_Your task_
Transcribe the listing in full, excluding any pictures.

Records from a collection of figures

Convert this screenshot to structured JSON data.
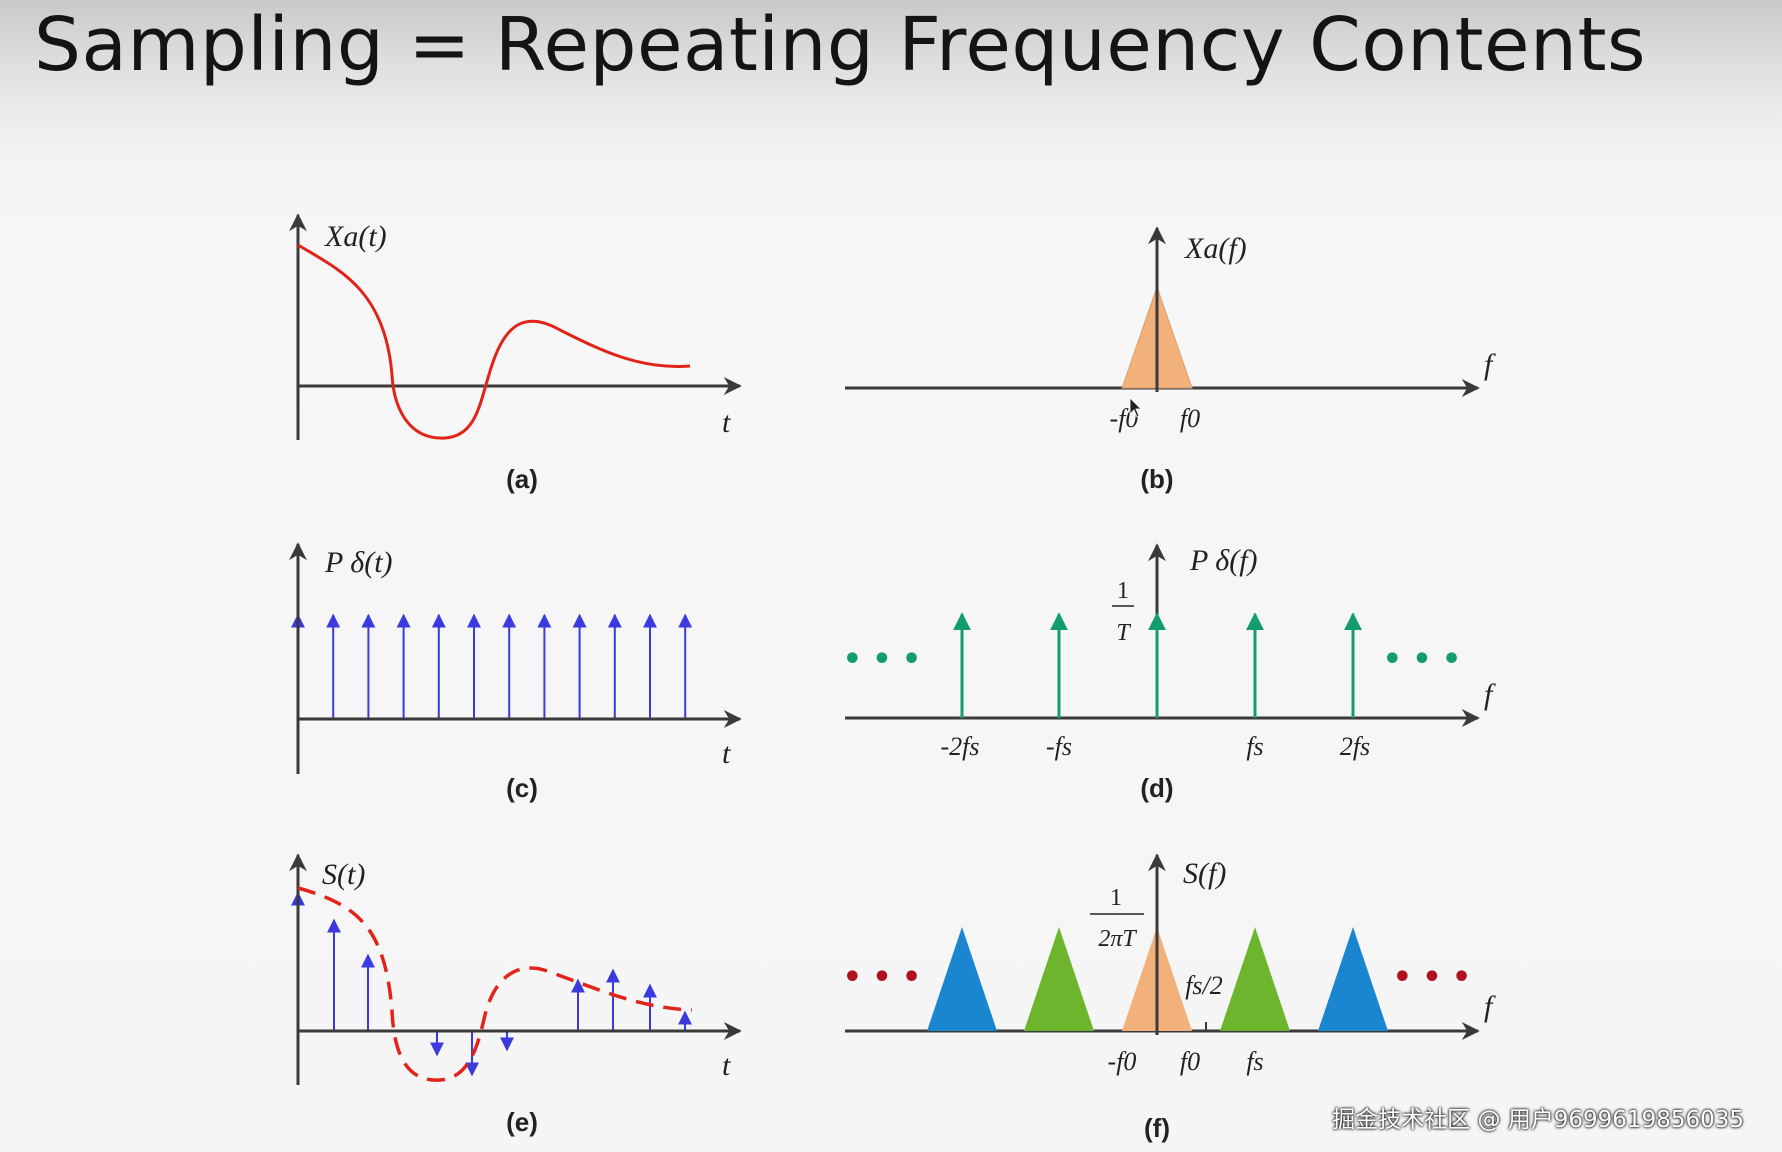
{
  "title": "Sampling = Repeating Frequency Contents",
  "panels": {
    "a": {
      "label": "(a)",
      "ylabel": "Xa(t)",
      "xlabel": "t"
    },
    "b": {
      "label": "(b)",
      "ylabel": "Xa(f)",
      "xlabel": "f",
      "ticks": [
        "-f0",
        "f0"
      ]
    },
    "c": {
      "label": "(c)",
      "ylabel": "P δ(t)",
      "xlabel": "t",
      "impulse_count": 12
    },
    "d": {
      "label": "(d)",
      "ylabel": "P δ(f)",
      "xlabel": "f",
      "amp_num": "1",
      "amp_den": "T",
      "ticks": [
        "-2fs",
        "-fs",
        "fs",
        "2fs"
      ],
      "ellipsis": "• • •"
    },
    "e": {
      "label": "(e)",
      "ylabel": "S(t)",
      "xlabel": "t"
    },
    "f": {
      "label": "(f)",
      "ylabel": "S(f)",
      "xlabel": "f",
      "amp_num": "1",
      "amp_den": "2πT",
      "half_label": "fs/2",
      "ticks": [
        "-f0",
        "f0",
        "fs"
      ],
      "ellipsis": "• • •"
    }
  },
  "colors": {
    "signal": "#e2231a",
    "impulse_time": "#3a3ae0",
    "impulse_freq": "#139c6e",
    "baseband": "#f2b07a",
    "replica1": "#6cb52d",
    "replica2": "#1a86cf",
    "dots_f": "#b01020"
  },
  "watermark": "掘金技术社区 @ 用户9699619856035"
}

_Exercise solution_
Convert this screenshot to structured JSON data.
{
  "title": "Sampling = Repeating Frequency Contents",
  "panels": {
    "a": {
      "label": "(a)",
      "ylabel": "Xa(t)",
      "xlabel": "t"
    },
    "b": {
      "label": "(b)",
      "ylabel": "Xa(f)",
      "xlabel": "f",
      "ticks": [
        "-f0",
        "f0"
      ]
    },
    "c": {
      "label": "(c)",
      "ylabel": "P δ(t)",
      "xlabel": "t",
      "impulse_count": 12
    },
    "d": {
      "label": "(d)",
      "ylabel": "P δ(f)",
      "xlabel": "f",
      "amp_num": "1",
      "amp_den": "T",
      "ticks": [
        "-2fs",
        "-fs",
        "fs",
        "2fs"
      ],
      "ellipsis": "• • •"
    },
    "e": {
      "label": "(e)",
      "ylabel": "S(t)",
      "xlabel": "t"
    },
    "f": {
      "label": "(f)",
      "ylabel": "S(f)",
      "xlabel": "f",
      "amp_num": "1",
      "amp_den": "2πT",
      "half_label": "fs/2",
      "ticks": [
        "-f0",
        "f0",
        "fs"
      ],
      "ellipsis": "• • •"
    }
  },
  "colors": {
    "signal": "#e2231a",
    "impulse_time": "#3a3ae0",
    "impulse_freq": "#139c6e",
    "baseband": "#f2b07a",
    "replica1": "#6cb52d",
    "replica2": "#1a86cf",
    "dots_f": "#b01020"
  },
  "watermark": "掘金技术社区 @ 用户9699619856035"
}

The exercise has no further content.